(THE REQUEST) Work through the material below and count the lines holding the word "name"; give that count and nothing more.

+===+

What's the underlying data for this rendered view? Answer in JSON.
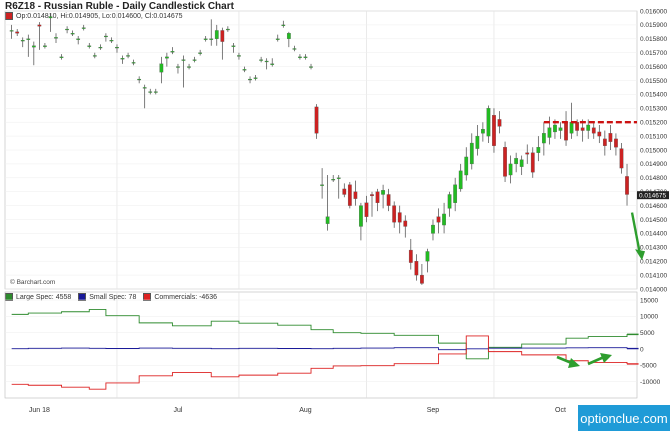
{
  "title": "R6Z18 - Russian Ruble - Daily Candlestick Chart",
  "ohlc_label": "Op:0.014810, Hi:0.014905, Lo:0.014600, Cl:0.014675",
  "copyright": "© Barchart.com",
  "watermark": "optionclue.com",
  "colors": {
    "up": "#22bb22",
    "down": "#cc2222",
    "large_spec": "#2e8b2e",
    "small_spec": "#1a1a99",
    "commercials": "#dd2222",
    "annotation": "#cc1111",
    "arrow": "#2e9e2e"
  },
  "chart_data": [
    {
      "type": "candlestick",
      "ylim": [
        0.014,
        0.016
      ],
      "yticks": [
        "0.016000",
        "0.015900",
        "0.015800",
        "0.015700",
        "0.015600",
        "0.015500",
        "0.015400",
        "0.015300",
        "0.015200",
        "0.015100",
        "0.015000",
        "0.014900",
        "0.014800",
        "0.014700",
        "0.014600",
        "0.014500",
        "0.014400",
        "0.014300",
        "0.014200",
        "0.014100",
        "0.014000"
      ],
      "ytick_values": [
        0.016,
        0.0159,
        0.0158,
        0.0157,
        0.0156,
        0.0155,
        0.0154,
        0.0153,
        0.0152,
        0.0151,
        0.015,
        0.0149,
        0.0148,
        0.0147,
        0.0146,
        0.0145,
        0.0144,
        0.0143,
        0.0142,
        0.0141,
        0.014
      ],
      "candles": [
        [
          0.01586,
          0.0159,
          0.0158,
          0.01586
        ],
        [
          0.01585,
          0.01587,
          0.01582,
          0.01584
        ],
        [
          0.01579,
          0.01581,
          0.01574,
          0.01579
        ],
        [
          0.0158,
          0.01583,
          0.01567,
          0.0158
        ],
        [
          0.01574,
          0.01578,
          0.01561,
          0.01575
        ],
        [
          0.0159,
          0.01592,
          0.01572,
          0.01589
        ],
        [
          0.01575,
          0.01577,
          0.01573,
          0.01575
        ],
        [
          0.01595,
          0.01598,
          0.01585,
          0.01596
        ],
        [
          0.01581,
          0.01584,
          0.01577,
          0.01581
        ],
        [
          0.01567,
          0.01569,
          0.01565,
          0.01567
        ],
        [
          0.01587,
          0.01589,
          0.01584,
          0.01587
        ],
        [
          0.01584,
          0.01586,
          0.01582,
          0.01584
        ],
        [
          0.0158,
          0.01582,
          0.01576,
          0.0158
        ],
        [
          0.01588,
          0.0159,
          0.01586,
          0.01588
        ],
        [
          0.01575,
          0.01577,
          0.01573,
          0.01575
        ],
        [
          0.01568,
          0.0157,
          0.01566,
          0.01568
        ],
        [
          0.01574,
          0.01576,
          0.01572,
          0.01574
        ],
        [
          0.01582,
          0.01584,
          0.01578,
          0.01582
        ],
        [
          0.01579,
          0.01581,
          0.01577,
          0.01579
        ],
        [
          0.01574,
          0.01576,
          0.0157,
          0.01574
        ],
        [
          0.01566,
          0.01568,
          0.01562,
          0.01566
        ],
        [
          0.01568,
          0.0157,
          0.01566,
          0.01568
        ],
        [
          0.01563,
          0.01565,
          0.01561,
          0.01563
        ],
        [
          0.01551,
          0.01553,
          0.01548,
          0.01551
        ],
        [
          0.01545,
          0.01547,
          0.0153,
          0.01545
        ],
        [
          0.01542,
          0.01544,
          0.0154,
          0.01542
        ],
        [
          0.01542,
          0.01544,
          0.0154,
          0.01542
        ],
        [
          0.01556,
          0.01567,
          0.01548,
          0.01562
        ],
        [
          0.01566,
          0.0157,
          0.0156,
          0.01567
        ],
        [
          0.01571,
          0.01574,
          0.01569,
          0.01571
        ],
        [
          0.0156,
          0.01562,
          0.01555,
          0.0156
        ],
        [
          0.01565,
          0.01568,
          0.01545,
          0.01565
        ],
        [
          0.0156,
          0.01562,
          0.01558,
          0.0156
        ],
        [
          0.01565,
          0.01567,
          0.01563,
          0.01565
        ],
        [
          0.0157,
          0.01572,
          0.01568,
          0.0157
        ],
        [
          0.0158,
          0.01582,
          0.01578,
          0.0158
        ],
        [
          0.0158,
          0.01594,
          0.01575,
          0.0158
        ],
        [
          0.0158,
          0.0159,
          0.01575,
          0.01586
        ],
        [
          0.01586,
          0.01588,
          0.01565,
          0.01578
        ],
        [
          0.01587,
          0.01589,
          0.01585,
          0.01587
        ],
        [
          0.01575,
          0.01577,
          0.0157,
          0.01575
        ],
        [
          0.01568,
          0.0157,
          0.01565,
          0.01568
        ],
        [
          0.01558,
          0.0156,
          0.01556,
          0.01558
        ],
        [
          0.01551,
          0.01553,
          0.01548,
          0.01551
        ],
        [
          0.01552,
          0.01554,
          0.0155,
          0.01552
        ],
        [
          0.01565,
          0.01567,
          0.01563,
          0.01565
        ],
        [
          0.01564,
          0.01566,
          0.01558,
          0.01564
        ],
        [
          0.01562,
          0.01566,
          0.0156,
          0.01562
        ],
        [
          0.0158,
          0.01583,
          0.01578,
          0.0158
        ],
        [
          0.0159,
          0.01593,
          0.01588,
          0.0159
        ],
        [
          0.0158,
          0.01585,
          0.01574,
          0.01584
        ],
        [
          0.01573,
          0.01575,
          0.01571,
          0.01573
        ],
        [
          0.01567,
          0.01569,
          0.01565,
          0.01567
        ],
        [
          0.01567,
          0.01569,
          0.01565,
          0.01567
        ],
        [
          0.0156,
          0.01562,
          0.01558,
          0.0156
        ],
        [
          0.01531,
          0.01533,
          0.01508,
          0.01512
        ],
        [
          0.01475,
          0.01487,
          0.01465,
          0.01475
        ],
        [
          0.01447,
          0.01482,
          0.01442,
          0.01452
        ],
        [
          0.01479,
          0.01482,
          0.01477,
          0.01479
        ],
        [
          0.0148,
          0.01482,
          0.01465,
          0.0148
        ],
        [
          0.01472,
          0.01476,
          0.01466,
          0.01468
        ],
        [
          0.01475,
          0.01477,
          0.01458,
          0.0146
        ],
        [
          0.0147,
          0.01478,
          0.0146,
          0.01465
        ],
        [
          0.01445,
          0.01462,
          0.01435,
          0.0146
        ],
        [
          0.01462,
          0.01467,
          0.01448,
          0.01452
        ],
        [
          0.01468,
          0.0147,
          0.01452,
          0.01467
        ],
        [
          0.0147,
          0.01472,
          0.01456,
          0.01462
        ],
        [
          0.01468,
          0.01475,
          0.01458,
          0.01471
        ],
        [
          0.01468,
          0.01472,
          0.01456,
          0.0146
        ],
        [
          0.0146,
          0.01463,
          0.01444,
          0.01448
        ],
        [
          0.01455,
          0.0146,
          0.0144,
          0.01448
        ],
        [
          0.01449,
          0.01453,
          0.01437,
          0.01445
        ],
        [
          0.01428,
          0.01436,
          0.01414,
          0.01419
        ],
        [
          0.0142,
          0.01425,
          0.01406,
          0.0141
        ],
        [
          0.0141,
          0.01418,
          0.01403,
          0.01404
        ],
        [
          0.0142,
          0.01429,
          0.01412,
          0.01427
        ],
        [
          0.0144,
          0.0145,
          0.01435,
          0.01446
        ],
        [
          0.01452,
          0.01458,
          0.0144,
          0.01448
        ],
        [
          0.01446,
          0.01462,
          0.0144,
          0.01454
        ],
        [
          0.01458,
          0.0147,
          0.01452,
          0.01468
        ],
        [
          0.01462,
          0.0148,
          0.01456,
          0.01475
        ],
        [
          0.01472,
          0.0149,
          0.0147,
          0.01485
        ],
        [
          0.01482,
          0.01502,
          0.01478,
          0.01495
        ],
        [
          0.0149,
          0.01512,
          0.01486,
          0.01505
        ],
        [
          0.01501,
          0.01518,
          0.01496,
          0.0151
        ],
        [
          0.01512,
          0.0152,
          0.01506,
          0.01515
        ],
        [
          0.0151,
          0.01532,
          0.01505,
          0.0153
        ],
        [
          0.01525,
          0.0153,
          0.01498,
          0.01503
        ],
        [
          0.01522,
          0.01528,
          0.01512,
          0.01517
        ],
        [
          0.01502,
          0.01506,
          0.01477,
          0.01481
        ],
        [
          0.01482,
          0.01496,
          0.01476,
          0.0149
        ],
        [
          0.0149,
          0.01498,
          0.01484,
          0.01494
        ],
        [
          0.01488,
          0.01496,
          0.01482,
          0.01493
        ],
        [
          0.01498,
          0.01504,
          0.0149,
          0.01497
        ],
        [
          0.01498,
          0.01502,
          0.0148,
          0.01484
        ],
        [
          0.01498,
          0.0151,
          0.01492,
          0.01502
        ],
        [
          0.01505,
          0.0152,
          0.01496,
          0.01512
        ],
        [
          0.01509,
          0.01524,
          0.01504,
          0.01516
        ],
        [
          0.01513,
          0.01522,
          0.01508,
          0.01518
        ],
        [
          0.01514,
          0.0152,
          0.01508,
          0.01516
        ],
        [
          0.0152,
          0.01528,
          0.01503,
          0.01507
        ],
        [
          0.01512,
          0.01534,
          0.01508,
          0.0152
        ],
        [
          0.0152,
          0.01522,
          0.0151,
          0.01514
        ],
        [
          0.01516,
          0.01522,
          0.01506,
          0.01514
        ],
        [
          0.01514,
          0.01522,
          0.01508,
          0.01518
        ],
        [
          0.01516,
          0.0152,
          0.01508,
          0.01512
        ],
        [
          0.01513,
          0.01518,
          0.01505,
          0.0151
        ],
        [
          0.01508,
          0.01514,
          0.01496,
          0.01503
        ],
        [
          0.01512,
          0.01518,
          0.015,
          0.01506
        ],
        [
          0.01508,
          0.01512,
          0.01496,
          0.01502
        ],
        [
          0.01501,
          0.01505,
          0.01483,
          0.01487
        ],
        [
          0.01481,
          0.0149,
          0.0146,
          0.01468
        ]
      ],
      "annotations": {
        "resistance_level": 0.0152,
        "last_price_label": "0.014675",
        "last_price": 0.014675
      },
      "xlabels": [
        "Jun 18",
        "Jul",
        "Aug",
        "Sep",
        "Oct"
      ]
    },
    {
      "type": "line",
      "ylim": [
        -15000,
        15000
      ],
      "yticks": [
        "15000",
        "10000",
        "5000",
        "0",
        "-5000",
        "-10000"
      ],
      "ytick_values": [
        15000,
        10000,
        5000,
        0,
        -5000,
        -10000
      ],
      "x": [
        0,
        3,
        9,
        14,
        17,
        23,
        29,
        36,
        41,
        48,
        54,
        58,
        63,
        69,
        77,
        82,
        86,
        92,
        100,
        104,
        111,
        113
      ],
      "series": [
        {
          "name": "Large Spec",
          "legend": "Large Spec: 4558",
          "values": [
            10600,
            11000,
            11400,
            12100,
            10200,
            8000,
            7100,
            8500,
            7900,
            7300,
            5900,
            5000,
            4800,
            4200,
            1800,
            -3000,
            500,
            1500,
            3300,
            3800,
            4400,
            4558
          ]
        },
        {
          "name": "Small Spec",
          "legend": "Small Spec: 78",
          "values": [
            100,
            200,
            300,
            200,
            150,
            300,
            200,
            100,
            200,
            150,
            100,
            200,
            300,
            400,
            -200,
            50,
            250,
            300,
            350,
            400,
            200,
            78
          ]
        },
        {
          "name": "Commercials",
          "legend": "Commercials: -4636",
          "values": [
            -10800,
            -11100,
            -11700,
            -12300,
            -10400,
            -8200,
            -7200,
            -8500,
            -8000,
            -7400,
            -5900,
            -5200,
            -5100,
            -4500,
            -1500,
            4000,
            -800,
            -1800,
            -3600,
            -4100,
            -4500,
            -4636
          ]
        }
      ],
      "xlabels": [
        "Jun 18",
        "Jul",
        "Aug",
        "Sep",
        "Oct"
      ]
    }
  ]
}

+===+

(CORRECT RESPONSE) 3